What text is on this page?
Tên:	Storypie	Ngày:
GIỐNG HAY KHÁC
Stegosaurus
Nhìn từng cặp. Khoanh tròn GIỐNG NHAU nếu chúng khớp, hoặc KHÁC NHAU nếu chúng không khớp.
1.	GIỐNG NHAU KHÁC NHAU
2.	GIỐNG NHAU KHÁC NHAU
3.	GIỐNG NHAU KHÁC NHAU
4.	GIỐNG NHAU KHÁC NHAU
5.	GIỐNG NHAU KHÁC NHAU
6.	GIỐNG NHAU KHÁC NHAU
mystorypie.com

----------------------------------------

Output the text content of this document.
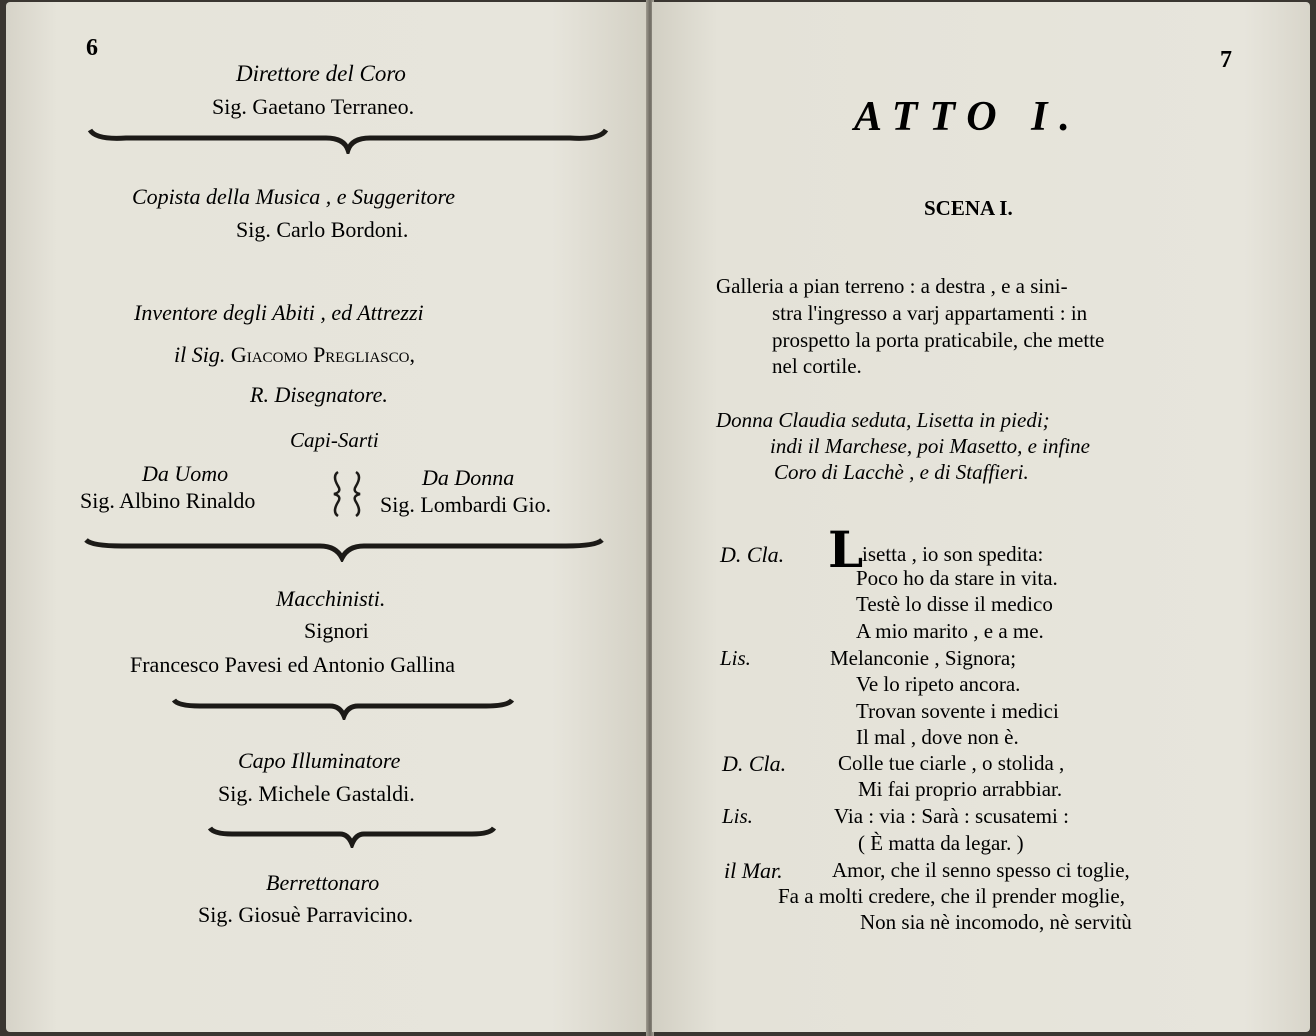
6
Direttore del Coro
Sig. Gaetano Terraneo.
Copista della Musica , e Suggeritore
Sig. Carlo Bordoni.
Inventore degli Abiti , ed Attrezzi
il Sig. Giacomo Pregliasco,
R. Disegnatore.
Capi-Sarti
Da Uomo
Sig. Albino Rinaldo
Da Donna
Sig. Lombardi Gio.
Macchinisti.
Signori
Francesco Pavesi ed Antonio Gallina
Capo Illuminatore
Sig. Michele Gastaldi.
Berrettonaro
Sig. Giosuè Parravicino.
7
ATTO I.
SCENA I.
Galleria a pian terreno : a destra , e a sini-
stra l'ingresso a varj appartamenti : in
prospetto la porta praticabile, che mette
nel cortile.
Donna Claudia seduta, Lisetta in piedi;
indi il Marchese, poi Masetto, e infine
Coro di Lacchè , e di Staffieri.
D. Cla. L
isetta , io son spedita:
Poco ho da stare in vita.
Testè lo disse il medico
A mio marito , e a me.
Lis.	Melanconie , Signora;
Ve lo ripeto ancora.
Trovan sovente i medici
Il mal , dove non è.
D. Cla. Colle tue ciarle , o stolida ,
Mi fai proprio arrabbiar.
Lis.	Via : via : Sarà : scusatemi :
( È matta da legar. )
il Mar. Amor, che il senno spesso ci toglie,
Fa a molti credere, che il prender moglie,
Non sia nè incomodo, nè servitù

----------------------------------------

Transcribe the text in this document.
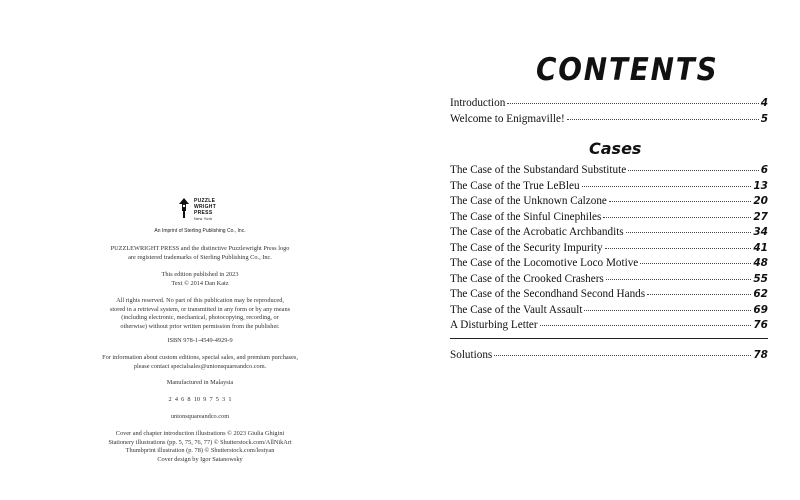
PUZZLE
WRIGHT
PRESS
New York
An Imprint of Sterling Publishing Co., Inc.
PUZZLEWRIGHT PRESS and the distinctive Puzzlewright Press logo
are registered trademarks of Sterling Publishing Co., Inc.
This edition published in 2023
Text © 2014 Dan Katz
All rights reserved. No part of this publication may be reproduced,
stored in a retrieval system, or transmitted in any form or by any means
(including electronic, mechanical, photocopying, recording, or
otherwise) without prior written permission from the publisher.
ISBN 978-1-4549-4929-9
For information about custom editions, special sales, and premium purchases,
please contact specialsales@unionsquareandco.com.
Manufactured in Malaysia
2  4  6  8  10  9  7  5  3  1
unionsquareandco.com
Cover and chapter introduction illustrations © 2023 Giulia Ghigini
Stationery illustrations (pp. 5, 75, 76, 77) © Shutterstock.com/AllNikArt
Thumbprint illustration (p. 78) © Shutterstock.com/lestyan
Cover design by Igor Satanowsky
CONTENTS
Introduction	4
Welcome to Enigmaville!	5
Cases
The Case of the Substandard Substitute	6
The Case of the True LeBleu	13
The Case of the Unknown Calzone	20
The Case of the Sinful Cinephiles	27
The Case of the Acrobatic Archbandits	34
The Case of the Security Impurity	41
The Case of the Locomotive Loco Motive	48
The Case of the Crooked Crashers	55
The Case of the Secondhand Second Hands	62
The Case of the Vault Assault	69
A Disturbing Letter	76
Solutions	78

----------------------------------------

Stated exercise:
Pick out every line holding the string "PRESS" and return it.

Solution to the problem:
PRESS
PUZZLEWRIGHT PRESS and the distinctive Puzzlewright Press logo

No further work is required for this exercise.